# TEXTO DE LECTURA:
En este sentido, Karl Hörmann, en una análisis del precepto cristiano del amor, concluye que dentro del mismo hay una categoría dé valores, y que es precisamente el amor el que obliga a los dirigentes del Estado, no a dejar indefensos a los amenazados o agredidos, que deben proteger, sino a defenderlos de la amenaza o de la agresión injusta que puede victimarlos.
  


Por otra parte, si, como sostienen los pacifistas integrales, la paz es un valor supremo, según se deduce de la bienaventuranza de los pacíficos, «beati pacifici» (Mt., 5,9), la guerra que destruye la paz ha de ser forzosamente un crimen. Lo que ocurre, sin embargo, cuando se contesta de forma tan radical, es que se soslaya el segundo de los temas que antes planteábamos, es decir, el de qué se entiende por paz. Por ello, antes de saber si la guerra destruye la paz, hay que preguntarse qué es la paz. En este sentido, la constitución pastoral «Gaudium et spes» (núm. 78) señala que «la paz no es la mera ausencia de la guerra, ni se reduce al solo equilibrio de las fuerzas adversarias, ni surge de una hegemonía despótica,., sino que con toda exactitud y propiedad se llama obra de la justicia» (Is., 32,7). Pues bien, si la paz es obra de la justicia, «opus iustitiae pax», si la paz es la tranquilidad en el orden, como dice San Agustín, pero del orden querido en la sociedad humana por su divino Fundador, que nos da su paz, una paz distinta de la que da el mundo (Ju., 14,27), la paz no sólo será el resultado de la justicia, sino también del amor, que sobrepasa la justicia («Gaudium et spes», núm. 78, pág. 2), y de la confianza mutuas. Por eso, Juan XXIII, en «Pacen in terris» (11 de abril de 1963), dice que «la paz ha de estar fundada sobre la verdad, construida con las armas de la justicia, vivificada por la caridad y realizada en libertad».
  


Sentado esto, no cabe la menor duda que la tesis que descalifica la guerra en términos absolutos, calificándola sin más de crimen, no es aceptable. «Bellum non est per se inhonestum». La guerra, decía Suárez, no es un mal absoluto.
  


Ahora bien, si la guerra no es de por sí inmoral, es preciso saber en qué circunstancias se atiene a las exigencias de la moral y, por tanto, constituye, por ser justa, un verdadero derecho. Vamos, pues, a ocuparnos de:
  


La guerra justa, como derecho. La guerra como «ultima ratio» será un derecho tan sólo cuando se haga por razón de justicia y pretendiendo que con la justicia se logre la paz verdadera. La Teología clásica y la doctrina católica tradicional, desarrollando esa afirmación, exigen para que la guerra, por ser justa, constituya un derecho de la comunidad política, determinados requisitos. Santo Tomás señalaba que, siendo la «ultima ratio», sea declarada por autoridad competente («auctoritas principis»), que la causa sea justa («iusta causa») y que haya recta intención («intentio recta»).

# EJERCICIO PROPUESTO:
Copia de nuevo todo lo que va en el texto sobre la guerra justa desde "Sentado esto, no" hasta "un mal absoluto.", y cambia en ese fragmento "aceptable" por "admisible". El material no tiene relación alguna con el texto sobre la guerra justa.

# MATERIAL PROPORCIONADO:
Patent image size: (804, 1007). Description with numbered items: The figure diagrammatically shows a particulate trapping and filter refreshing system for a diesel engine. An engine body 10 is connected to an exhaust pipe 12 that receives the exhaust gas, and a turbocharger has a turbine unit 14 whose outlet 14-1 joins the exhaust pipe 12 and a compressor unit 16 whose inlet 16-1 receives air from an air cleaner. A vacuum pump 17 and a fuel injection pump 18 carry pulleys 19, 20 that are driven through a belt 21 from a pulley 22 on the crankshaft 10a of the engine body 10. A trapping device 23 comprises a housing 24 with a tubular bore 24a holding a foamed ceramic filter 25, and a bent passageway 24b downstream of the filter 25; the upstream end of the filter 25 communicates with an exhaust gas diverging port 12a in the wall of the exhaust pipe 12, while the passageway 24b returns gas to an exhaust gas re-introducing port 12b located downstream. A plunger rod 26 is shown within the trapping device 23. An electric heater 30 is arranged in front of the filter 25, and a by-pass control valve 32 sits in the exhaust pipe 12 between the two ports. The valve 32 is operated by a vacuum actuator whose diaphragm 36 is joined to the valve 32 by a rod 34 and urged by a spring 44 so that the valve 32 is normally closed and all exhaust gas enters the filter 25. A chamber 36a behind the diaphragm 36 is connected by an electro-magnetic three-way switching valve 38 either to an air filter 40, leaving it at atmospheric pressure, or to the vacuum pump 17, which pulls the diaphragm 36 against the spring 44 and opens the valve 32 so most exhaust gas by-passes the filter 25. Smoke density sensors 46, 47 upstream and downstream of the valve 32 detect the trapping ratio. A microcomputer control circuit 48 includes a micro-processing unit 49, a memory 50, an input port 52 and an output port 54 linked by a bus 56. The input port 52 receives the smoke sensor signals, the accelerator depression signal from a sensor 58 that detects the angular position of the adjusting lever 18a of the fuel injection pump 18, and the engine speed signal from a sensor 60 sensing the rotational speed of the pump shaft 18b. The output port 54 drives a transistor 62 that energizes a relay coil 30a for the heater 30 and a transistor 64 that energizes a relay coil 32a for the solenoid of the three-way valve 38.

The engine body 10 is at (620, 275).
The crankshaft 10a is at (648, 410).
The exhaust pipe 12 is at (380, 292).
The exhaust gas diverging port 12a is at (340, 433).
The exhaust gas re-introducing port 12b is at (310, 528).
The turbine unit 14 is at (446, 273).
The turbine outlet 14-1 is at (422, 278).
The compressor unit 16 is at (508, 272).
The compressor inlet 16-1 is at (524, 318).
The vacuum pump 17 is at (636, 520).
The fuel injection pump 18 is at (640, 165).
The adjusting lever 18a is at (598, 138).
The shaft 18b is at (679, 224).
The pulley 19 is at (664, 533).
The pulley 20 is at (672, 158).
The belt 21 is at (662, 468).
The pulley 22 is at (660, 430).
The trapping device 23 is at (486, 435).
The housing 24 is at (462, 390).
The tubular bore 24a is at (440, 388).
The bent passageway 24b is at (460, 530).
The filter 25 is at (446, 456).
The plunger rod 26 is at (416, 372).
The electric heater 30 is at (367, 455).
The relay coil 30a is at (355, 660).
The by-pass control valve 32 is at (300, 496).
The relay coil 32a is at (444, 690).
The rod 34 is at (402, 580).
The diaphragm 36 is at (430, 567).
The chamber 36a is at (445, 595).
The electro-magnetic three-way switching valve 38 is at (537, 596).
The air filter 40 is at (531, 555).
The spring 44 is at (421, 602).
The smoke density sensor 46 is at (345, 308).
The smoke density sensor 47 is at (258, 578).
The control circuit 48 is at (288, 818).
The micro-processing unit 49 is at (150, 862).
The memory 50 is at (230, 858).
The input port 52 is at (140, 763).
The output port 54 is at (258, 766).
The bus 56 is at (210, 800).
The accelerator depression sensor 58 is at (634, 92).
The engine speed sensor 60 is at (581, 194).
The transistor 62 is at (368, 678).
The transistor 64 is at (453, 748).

# RESULTADO DEL EJERCICIO:
Sentado esto, no cabe la menor duda que la tesis que descalifica la guerra en términos absolutos, calificándola sin más de crimen, no es admisible. «Bellum non est per se inhonestum». La guerra, decía Suárez, no es un mal absoluto.